[Records contained in a dataset]
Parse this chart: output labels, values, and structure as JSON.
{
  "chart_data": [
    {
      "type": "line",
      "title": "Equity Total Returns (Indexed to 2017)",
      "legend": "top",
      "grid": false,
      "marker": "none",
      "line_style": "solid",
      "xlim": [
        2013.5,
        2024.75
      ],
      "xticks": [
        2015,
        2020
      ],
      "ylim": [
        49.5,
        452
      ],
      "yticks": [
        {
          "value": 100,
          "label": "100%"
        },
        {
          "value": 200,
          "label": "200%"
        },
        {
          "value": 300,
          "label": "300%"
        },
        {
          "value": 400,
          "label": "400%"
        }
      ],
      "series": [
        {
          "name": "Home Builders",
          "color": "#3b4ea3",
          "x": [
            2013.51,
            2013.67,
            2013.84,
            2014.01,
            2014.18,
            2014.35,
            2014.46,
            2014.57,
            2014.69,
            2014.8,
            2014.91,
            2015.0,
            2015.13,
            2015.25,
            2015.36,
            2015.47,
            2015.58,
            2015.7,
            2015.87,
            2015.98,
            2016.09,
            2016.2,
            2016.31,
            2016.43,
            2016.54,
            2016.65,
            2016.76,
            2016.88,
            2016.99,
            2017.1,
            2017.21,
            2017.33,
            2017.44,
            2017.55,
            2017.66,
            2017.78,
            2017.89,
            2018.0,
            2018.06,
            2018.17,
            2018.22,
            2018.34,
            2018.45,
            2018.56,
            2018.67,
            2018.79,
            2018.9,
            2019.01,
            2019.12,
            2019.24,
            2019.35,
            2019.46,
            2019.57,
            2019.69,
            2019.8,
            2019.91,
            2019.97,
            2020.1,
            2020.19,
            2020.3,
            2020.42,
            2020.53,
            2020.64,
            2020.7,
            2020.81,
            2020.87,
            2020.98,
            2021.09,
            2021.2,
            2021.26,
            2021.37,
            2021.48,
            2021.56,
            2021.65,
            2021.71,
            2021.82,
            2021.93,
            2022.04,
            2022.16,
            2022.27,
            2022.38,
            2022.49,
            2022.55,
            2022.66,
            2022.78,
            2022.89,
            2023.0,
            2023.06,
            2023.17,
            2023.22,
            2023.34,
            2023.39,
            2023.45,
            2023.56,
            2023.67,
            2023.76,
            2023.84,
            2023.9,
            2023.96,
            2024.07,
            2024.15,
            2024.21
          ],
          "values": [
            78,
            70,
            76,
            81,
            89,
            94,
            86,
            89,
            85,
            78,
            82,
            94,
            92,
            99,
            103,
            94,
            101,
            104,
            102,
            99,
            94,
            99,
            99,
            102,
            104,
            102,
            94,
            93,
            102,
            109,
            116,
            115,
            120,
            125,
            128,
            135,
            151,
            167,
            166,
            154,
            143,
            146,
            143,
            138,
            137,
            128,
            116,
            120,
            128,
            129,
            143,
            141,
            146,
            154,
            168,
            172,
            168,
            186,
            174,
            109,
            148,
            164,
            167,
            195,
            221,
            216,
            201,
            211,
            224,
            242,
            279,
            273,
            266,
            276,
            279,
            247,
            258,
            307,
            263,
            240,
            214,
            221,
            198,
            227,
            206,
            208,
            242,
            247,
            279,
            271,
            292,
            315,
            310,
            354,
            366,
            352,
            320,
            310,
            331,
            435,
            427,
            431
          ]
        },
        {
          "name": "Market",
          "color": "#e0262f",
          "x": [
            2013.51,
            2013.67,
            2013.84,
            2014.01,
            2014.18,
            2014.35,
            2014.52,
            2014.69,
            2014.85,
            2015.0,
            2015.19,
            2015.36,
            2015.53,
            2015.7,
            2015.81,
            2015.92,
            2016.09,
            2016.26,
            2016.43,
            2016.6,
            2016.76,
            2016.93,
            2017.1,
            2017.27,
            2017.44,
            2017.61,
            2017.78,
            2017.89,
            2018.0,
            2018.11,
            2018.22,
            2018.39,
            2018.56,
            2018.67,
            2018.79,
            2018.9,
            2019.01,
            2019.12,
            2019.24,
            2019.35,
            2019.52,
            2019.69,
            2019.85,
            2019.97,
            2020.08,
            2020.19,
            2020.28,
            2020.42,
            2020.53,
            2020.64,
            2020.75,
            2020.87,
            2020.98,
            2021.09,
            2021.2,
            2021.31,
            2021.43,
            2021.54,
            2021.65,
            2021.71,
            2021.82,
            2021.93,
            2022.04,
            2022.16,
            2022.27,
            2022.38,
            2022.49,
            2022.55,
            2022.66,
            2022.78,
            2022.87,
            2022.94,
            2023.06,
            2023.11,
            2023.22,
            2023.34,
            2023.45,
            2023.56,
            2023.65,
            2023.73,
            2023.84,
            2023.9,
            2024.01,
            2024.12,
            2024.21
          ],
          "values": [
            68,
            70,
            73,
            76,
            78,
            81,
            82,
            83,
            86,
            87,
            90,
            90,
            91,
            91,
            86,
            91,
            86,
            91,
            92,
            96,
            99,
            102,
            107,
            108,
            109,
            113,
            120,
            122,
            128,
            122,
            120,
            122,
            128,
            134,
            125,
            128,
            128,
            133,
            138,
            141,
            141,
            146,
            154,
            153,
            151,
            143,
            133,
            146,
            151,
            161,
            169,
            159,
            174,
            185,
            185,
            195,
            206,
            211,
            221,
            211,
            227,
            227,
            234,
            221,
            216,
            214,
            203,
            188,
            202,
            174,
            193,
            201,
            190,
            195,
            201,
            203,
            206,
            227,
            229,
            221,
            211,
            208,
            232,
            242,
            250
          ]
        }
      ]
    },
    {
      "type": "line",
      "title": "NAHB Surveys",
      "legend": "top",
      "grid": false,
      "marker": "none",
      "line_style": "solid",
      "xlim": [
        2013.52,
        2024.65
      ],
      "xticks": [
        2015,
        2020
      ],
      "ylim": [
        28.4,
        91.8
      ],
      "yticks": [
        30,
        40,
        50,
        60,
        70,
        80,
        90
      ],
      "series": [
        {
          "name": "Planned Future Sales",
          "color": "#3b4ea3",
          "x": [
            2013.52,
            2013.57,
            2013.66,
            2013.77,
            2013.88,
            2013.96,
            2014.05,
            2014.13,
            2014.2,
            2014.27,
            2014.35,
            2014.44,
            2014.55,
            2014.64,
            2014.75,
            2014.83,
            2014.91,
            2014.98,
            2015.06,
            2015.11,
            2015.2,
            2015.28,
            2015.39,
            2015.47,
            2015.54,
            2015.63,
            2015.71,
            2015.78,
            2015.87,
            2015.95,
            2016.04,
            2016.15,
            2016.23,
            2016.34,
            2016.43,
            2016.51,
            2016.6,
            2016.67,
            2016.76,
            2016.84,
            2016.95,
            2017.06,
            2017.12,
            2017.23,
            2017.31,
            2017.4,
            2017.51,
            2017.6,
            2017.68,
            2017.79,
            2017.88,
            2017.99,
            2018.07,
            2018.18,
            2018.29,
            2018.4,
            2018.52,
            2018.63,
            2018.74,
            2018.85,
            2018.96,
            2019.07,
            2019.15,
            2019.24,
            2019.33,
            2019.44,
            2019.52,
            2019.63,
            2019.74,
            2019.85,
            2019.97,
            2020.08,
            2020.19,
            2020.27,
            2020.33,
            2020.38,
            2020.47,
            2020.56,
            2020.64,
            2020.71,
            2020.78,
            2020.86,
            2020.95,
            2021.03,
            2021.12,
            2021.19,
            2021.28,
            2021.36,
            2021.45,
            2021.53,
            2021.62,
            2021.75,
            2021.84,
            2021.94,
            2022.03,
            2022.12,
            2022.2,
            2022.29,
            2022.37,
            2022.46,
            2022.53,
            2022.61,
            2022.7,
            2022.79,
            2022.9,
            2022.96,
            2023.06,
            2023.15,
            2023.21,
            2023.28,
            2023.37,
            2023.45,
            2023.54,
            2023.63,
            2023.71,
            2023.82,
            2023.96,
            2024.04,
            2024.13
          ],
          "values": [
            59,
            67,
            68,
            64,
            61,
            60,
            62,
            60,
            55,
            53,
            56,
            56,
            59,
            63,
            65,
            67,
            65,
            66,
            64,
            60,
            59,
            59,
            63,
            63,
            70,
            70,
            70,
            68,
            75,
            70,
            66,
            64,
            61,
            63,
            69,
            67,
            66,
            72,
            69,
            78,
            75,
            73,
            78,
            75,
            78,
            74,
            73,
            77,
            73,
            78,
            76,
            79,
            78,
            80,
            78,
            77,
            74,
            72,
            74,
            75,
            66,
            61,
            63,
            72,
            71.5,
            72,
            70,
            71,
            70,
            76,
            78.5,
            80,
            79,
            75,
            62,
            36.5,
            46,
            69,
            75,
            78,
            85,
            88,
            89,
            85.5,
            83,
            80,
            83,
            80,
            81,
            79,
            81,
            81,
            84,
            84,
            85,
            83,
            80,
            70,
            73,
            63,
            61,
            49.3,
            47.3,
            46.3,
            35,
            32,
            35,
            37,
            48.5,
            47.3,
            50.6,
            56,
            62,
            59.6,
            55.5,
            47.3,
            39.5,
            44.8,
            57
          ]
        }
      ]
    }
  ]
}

- [What is required] Considering only the records above, state the number of lines that include the word "name", with nothing added.

- [Worked answer] 3